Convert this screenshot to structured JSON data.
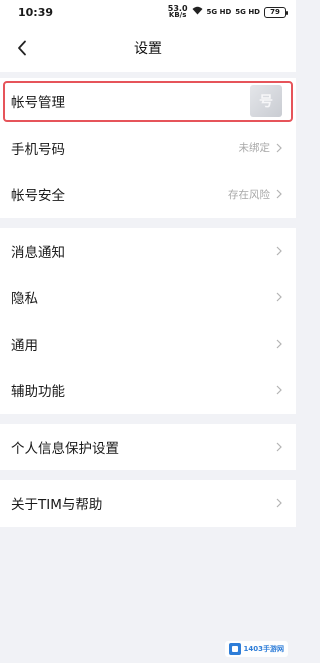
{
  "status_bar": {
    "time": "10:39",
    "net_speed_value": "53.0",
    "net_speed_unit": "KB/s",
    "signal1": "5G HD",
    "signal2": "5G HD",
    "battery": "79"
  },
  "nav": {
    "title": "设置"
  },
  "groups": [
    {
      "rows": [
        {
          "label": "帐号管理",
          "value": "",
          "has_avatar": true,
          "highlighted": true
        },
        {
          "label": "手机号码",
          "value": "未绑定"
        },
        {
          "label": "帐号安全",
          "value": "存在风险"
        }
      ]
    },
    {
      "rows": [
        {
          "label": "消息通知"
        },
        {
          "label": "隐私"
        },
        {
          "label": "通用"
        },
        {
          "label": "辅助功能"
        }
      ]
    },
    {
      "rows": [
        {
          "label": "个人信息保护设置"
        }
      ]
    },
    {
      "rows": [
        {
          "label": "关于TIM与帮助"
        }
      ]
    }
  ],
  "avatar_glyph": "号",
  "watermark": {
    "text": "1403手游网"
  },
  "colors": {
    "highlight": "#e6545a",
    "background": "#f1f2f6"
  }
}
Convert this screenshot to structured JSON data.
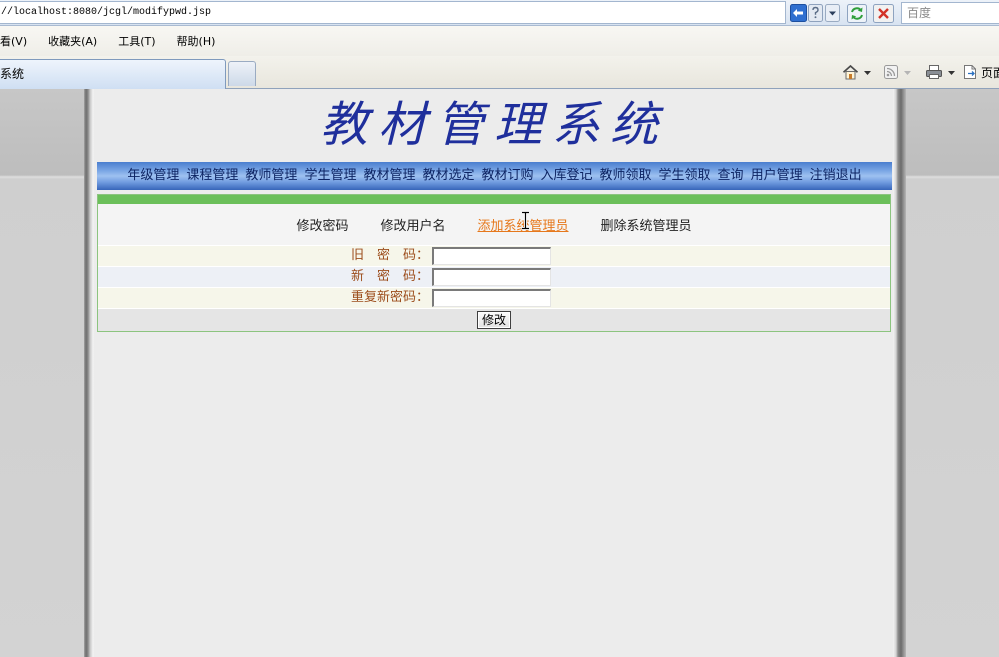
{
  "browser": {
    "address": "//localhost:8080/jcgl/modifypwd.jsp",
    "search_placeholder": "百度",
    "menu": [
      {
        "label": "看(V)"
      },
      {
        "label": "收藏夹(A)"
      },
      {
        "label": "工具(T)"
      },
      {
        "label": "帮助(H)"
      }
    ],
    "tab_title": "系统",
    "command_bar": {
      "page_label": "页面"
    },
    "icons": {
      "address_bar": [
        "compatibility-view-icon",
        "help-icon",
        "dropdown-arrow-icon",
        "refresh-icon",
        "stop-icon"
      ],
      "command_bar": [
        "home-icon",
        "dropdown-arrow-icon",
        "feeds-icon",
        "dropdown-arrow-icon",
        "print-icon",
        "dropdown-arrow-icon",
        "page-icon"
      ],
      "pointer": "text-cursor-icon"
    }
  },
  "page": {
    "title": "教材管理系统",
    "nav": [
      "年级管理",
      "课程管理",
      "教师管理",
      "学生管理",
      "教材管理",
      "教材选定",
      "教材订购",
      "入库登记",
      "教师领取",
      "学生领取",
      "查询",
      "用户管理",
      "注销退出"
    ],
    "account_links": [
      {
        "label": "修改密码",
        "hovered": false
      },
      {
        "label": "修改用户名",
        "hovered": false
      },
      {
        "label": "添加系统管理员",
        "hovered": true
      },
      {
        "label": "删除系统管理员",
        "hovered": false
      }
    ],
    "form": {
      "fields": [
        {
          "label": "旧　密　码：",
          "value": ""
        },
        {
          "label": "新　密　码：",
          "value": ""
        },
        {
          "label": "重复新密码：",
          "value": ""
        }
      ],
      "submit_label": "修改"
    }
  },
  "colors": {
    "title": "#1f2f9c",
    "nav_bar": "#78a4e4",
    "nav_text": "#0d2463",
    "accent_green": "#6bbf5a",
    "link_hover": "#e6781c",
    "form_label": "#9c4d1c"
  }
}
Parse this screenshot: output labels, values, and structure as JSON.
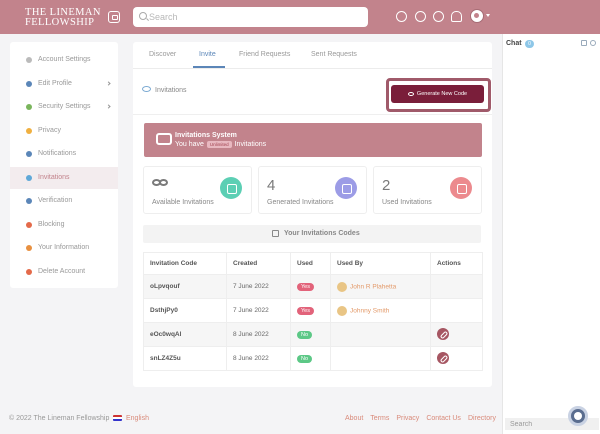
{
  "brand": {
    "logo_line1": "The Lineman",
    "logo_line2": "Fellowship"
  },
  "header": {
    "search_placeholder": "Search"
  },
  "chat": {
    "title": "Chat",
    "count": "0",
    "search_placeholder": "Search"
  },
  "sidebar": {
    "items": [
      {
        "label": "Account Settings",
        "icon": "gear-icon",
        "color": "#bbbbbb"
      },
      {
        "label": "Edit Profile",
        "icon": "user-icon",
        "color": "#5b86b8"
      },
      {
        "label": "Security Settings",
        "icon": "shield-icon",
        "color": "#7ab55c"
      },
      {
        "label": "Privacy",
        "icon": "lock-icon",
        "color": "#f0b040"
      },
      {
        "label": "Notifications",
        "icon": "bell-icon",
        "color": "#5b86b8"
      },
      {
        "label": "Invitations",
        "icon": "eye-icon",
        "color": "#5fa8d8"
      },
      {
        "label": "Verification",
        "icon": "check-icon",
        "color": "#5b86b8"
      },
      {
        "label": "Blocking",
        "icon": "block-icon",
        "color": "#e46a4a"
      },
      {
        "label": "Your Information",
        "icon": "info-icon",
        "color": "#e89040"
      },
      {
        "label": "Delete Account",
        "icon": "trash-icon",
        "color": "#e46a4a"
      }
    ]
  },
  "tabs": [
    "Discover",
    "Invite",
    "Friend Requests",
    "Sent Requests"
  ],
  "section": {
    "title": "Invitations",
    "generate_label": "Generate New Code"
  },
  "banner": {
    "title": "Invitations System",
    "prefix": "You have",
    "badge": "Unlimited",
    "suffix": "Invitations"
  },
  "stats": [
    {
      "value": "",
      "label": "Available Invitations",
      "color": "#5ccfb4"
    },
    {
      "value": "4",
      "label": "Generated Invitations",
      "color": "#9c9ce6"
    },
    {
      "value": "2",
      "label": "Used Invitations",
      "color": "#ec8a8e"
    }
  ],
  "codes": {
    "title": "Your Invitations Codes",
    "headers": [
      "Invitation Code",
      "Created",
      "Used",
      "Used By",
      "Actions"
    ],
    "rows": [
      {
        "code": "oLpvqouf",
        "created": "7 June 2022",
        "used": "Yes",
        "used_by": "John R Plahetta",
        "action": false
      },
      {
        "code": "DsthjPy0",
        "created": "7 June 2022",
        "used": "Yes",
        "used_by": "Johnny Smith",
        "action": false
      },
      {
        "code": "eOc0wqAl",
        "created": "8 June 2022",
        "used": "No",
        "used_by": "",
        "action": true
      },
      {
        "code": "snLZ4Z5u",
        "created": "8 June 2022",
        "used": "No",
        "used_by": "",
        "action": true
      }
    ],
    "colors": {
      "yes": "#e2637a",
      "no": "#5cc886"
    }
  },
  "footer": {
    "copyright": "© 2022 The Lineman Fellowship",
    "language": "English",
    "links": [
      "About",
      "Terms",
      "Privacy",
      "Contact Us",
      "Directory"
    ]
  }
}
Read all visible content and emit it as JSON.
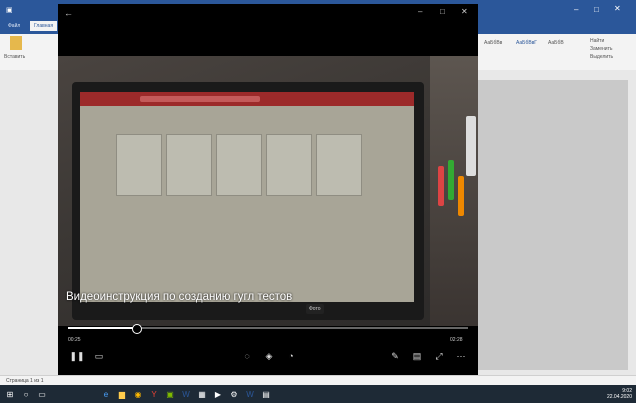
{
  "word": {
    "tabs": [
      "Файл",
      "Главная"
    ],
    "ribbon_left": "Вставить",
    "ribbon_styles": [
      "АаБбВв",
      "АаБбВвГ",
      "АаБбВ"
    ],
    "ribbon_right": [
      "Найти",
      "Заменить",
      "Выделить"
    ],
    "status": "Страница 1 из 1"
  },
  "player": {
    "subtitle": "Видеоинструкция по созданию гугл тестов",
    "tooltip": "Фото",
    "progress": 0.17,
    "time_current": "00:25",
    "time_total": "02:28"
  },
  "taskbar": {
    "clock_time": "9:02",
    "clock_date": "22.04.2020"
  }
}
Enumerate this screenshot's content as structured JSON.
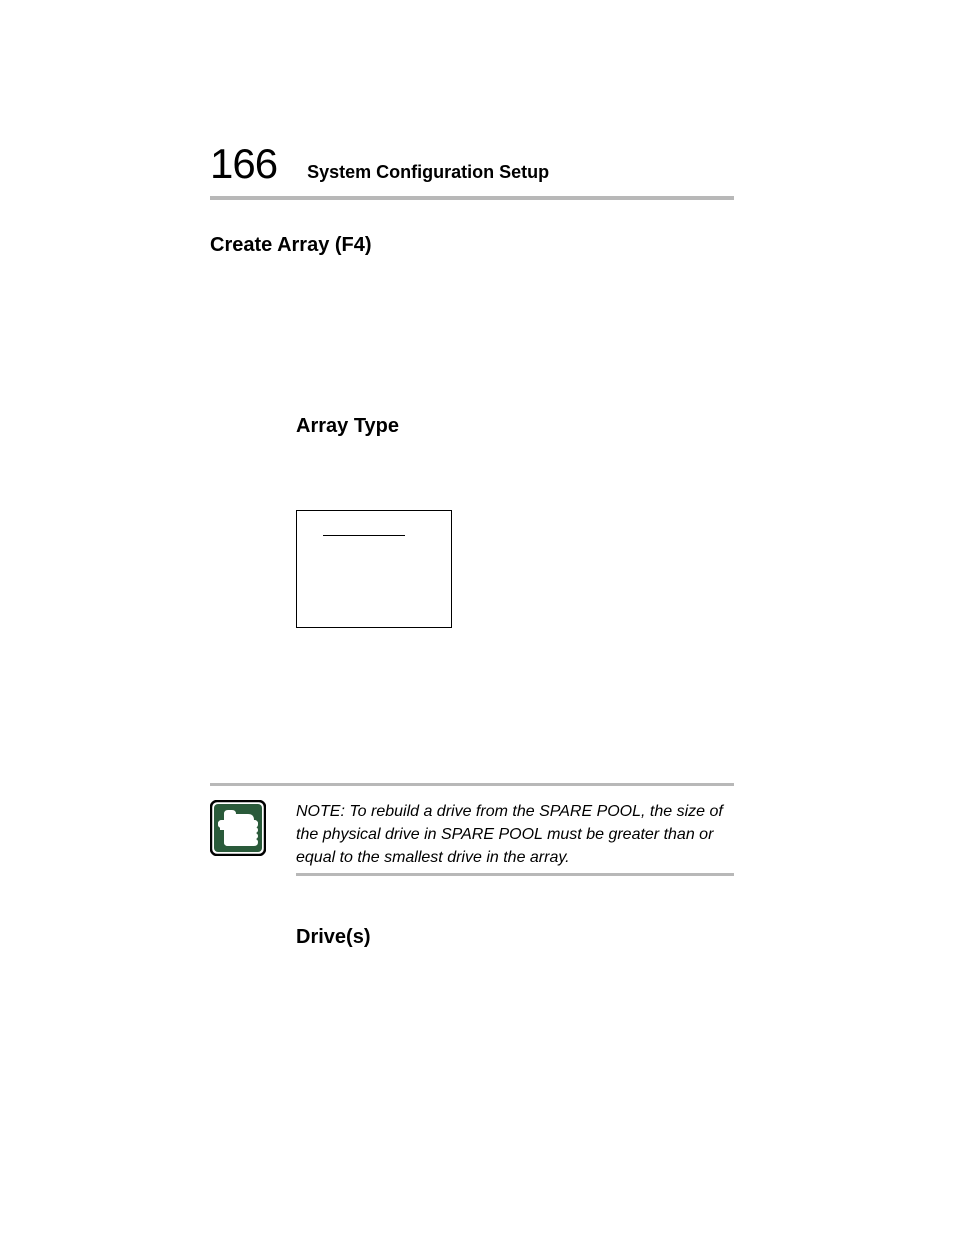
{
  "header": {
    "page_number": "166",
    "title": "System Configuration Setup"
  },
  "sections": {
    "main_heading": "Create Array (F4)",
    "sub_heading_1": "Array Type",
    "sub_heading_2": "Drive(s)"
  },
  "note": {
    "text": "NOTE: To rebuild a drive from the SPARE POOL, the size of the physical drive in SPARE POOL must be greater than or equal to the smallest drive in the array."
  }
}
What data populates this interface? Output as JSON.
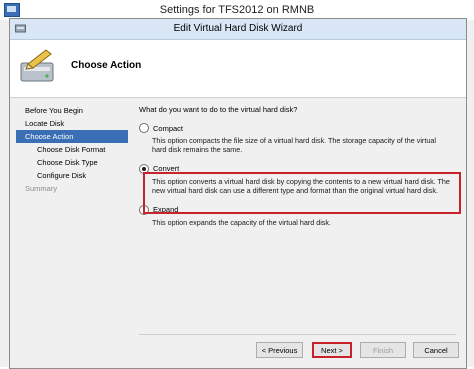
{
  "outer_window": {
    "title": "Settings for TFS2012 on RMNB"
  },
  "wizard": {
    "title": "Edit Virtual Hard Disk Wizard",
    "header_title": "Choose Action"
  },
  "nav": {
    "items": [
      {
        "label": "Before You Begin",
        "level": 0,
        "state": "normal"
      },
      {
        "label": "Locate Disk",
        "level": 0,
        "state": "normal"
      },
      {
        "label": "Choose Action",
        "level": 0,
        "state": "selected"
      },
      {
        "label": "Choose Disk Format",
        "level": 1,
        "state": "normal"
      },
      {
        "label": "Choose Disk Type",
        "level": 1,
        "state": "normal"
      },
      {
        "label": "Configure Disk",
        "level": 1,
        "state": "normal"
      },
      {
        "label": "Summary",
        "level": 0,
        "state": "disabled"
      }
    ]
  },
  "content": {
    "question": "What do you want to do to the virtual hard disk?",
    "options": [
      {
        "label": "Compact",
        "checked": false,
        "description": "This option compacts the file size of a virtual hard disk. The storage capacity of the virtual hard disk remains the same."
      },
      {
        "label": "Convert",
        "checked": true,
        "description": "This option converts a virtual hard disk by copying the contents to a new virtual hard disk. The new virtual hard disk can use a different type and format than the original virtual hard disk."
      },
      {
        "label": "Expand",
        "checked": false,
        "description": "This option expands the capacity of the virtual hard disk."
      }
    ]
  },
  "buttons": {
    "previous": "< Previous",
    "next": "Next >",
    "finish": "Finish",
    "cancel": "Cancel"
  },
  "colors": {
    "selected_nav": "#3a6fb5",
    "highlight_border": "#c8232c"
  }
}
= = = = = = =
> _Objective_
Check each line of the entries above for the word "JSON". List the ones that have it.

> _In response_
Convert this screenshot to structured JSON data.
Convert this screenshot to structured JSON data.
Parse this screenshot: output labels, values, and structure as JSON.
Read all visible content and emit it as JSON.
Enumerate this screenshot's content as structured JSON.
What data populates this interface? Output as JSON.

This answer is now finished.